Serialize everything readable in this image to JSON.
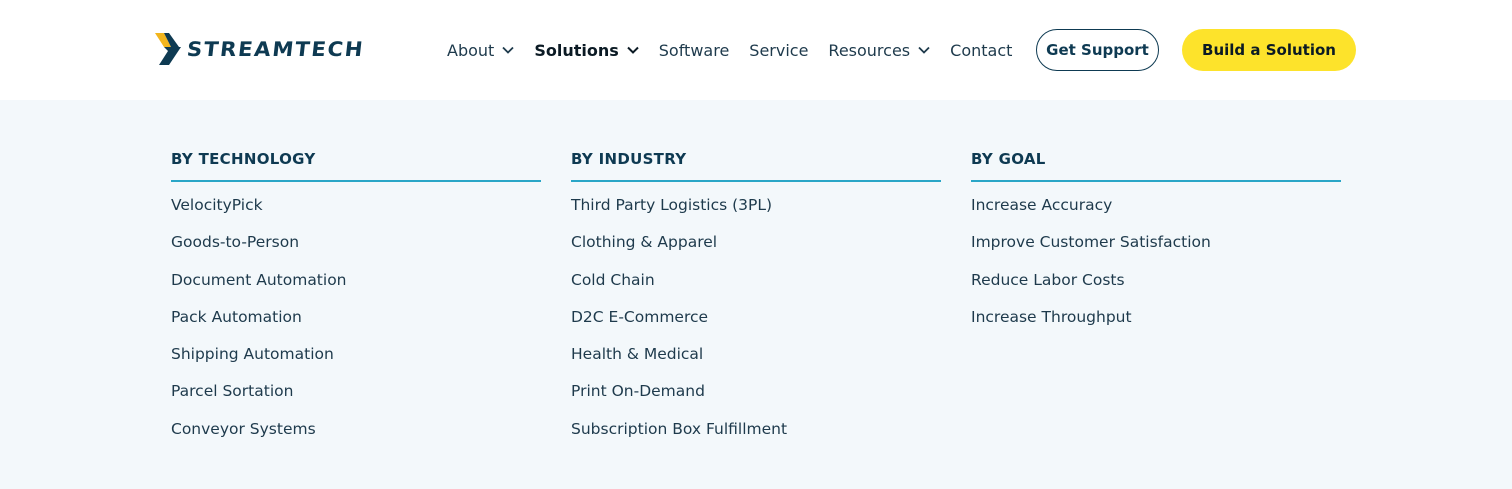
{
  "header": {
    "logo_text": "STREAMTECH",
    "logo_icon": "chevron-logo-icon",
    "nav": [
      {
        "label": "About",
        "has_dropdown": true,
        "active": false
      },
      {
        "label": "Solutions",
        "has_dropdown": true,
        "active": true
      },
      {
        "label": "Software",
        "has_dropdown": false,
        "active": false
      },
      {
        "label": "Service",
        "has_dropdown": false,
        "active": false
      },
      {
        "label": "Resources",
        "has_dropdown": true,
        "active": false
      },
      {
        "label": "Contact",
        "has_dropdown": false,
        "active": false
      }
    ],
    "support_label": "Get Support",
    "build_label": "Build a Solution"
  },
  "mega_menu": {
    "columns": [
      {
        "title": "BY TECHNOLOGY",
        "links": [
          "VelocityPick",
          "Goods-to-Person",
          "Document Automation",
          "Pack Automation",
          "Shipping Automation",
          "Parcel Sortation",
          "Conveyor Systems"
        ]
      },
      {
        "title": "BY INDUSTRY",
        "links": [
          "Third Party Logistics (3PL)",
          "Clothing & Apparel",
          "Cold Chain",
          "D2C E-Commerce",
          "Health & Medical",
          "Print On-Demand",
          "Subscription Box Fulfillment"
        ]
      },
      {
        "title": "BY GOAL",
        "links": [
          "Increase Accuracy",
          "Improve Customer Satisfaction",
          "Reduce Labor Costs",
          "Increase Throughput"
        ]
      }
    ]
  },
  "colors": {
    "brand_navy": "#0e3a52",
    "accent_yellow": "#fde32b",
    "accent_teal": "#2aa6c7",
    "menu_background": "#f3f8fb"
  }
}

----

- [Short exercise]
From the data above, write out everything exactly except the pictures.

- [Reply to the task]
Serialize everything readable in this image to JSON.
{
  "header": {
    "logo_text": "STREAMTECH",
    "logo_icon": "chevron-logo-icon",
    "nav": [
      {
        "label": "About",
        "has_dropdown": true,
        "active": false
      },
      {
        "label": "Solutions",
        "has_dropdown": true,
        "active": true
      },
      {
        "label": "Software",
        "has_dropdown": false,
        "active": false
      },
      {
        "label": "Service",
        "has_dropdown": false,
        "active": false
      },
      {
        "label": "Resources",
        "has_dropdown": true,
        "active": false
      },
      {
        "label": "Contact",
        "has_dropdown": false,
        "active": false
      }
    ],
    "support_label": "Get Support",
    "build_label": "Build a Solution"
  },
  "mega_menu": {
    "columns": [
      {
        "title": "BY TECHNOLOGY",
        "links": [
          "VelocityPick",
          "Goods-to-Person",
          "Document Automation",
          "Pack Automation",
          "Shipping Automation",
          "Parcel Sortation",
          "Conveyor Systems"
        ]
      },
      {
        "title": "BY INDUSTRY",
        "links": [
          "Third Party Logistics (3PL)",
          "Clothing & Apparel",
          "Cold Chain",
          "D2C E-Commerce",
          "Health & Medical",
          "Print On-Demand",
          "Subscription Box Fulfillment"
        ]
      },
      {
        "title": "BY GOAL",
        "links": [
          "Increase Accuracy",
          "Improve Customer Satisfaction",
          "Reduce Labor Costs",
          "Increase Throughput"
        ]
      }
    ]
  },
  "colors": {
    "brand_navy": "#0e3a52",
    "accent_yellow": "#fde32b",
    "accent_teal": "#2aa6c7",
    "menu_background": "#f3f8fb"
  }
}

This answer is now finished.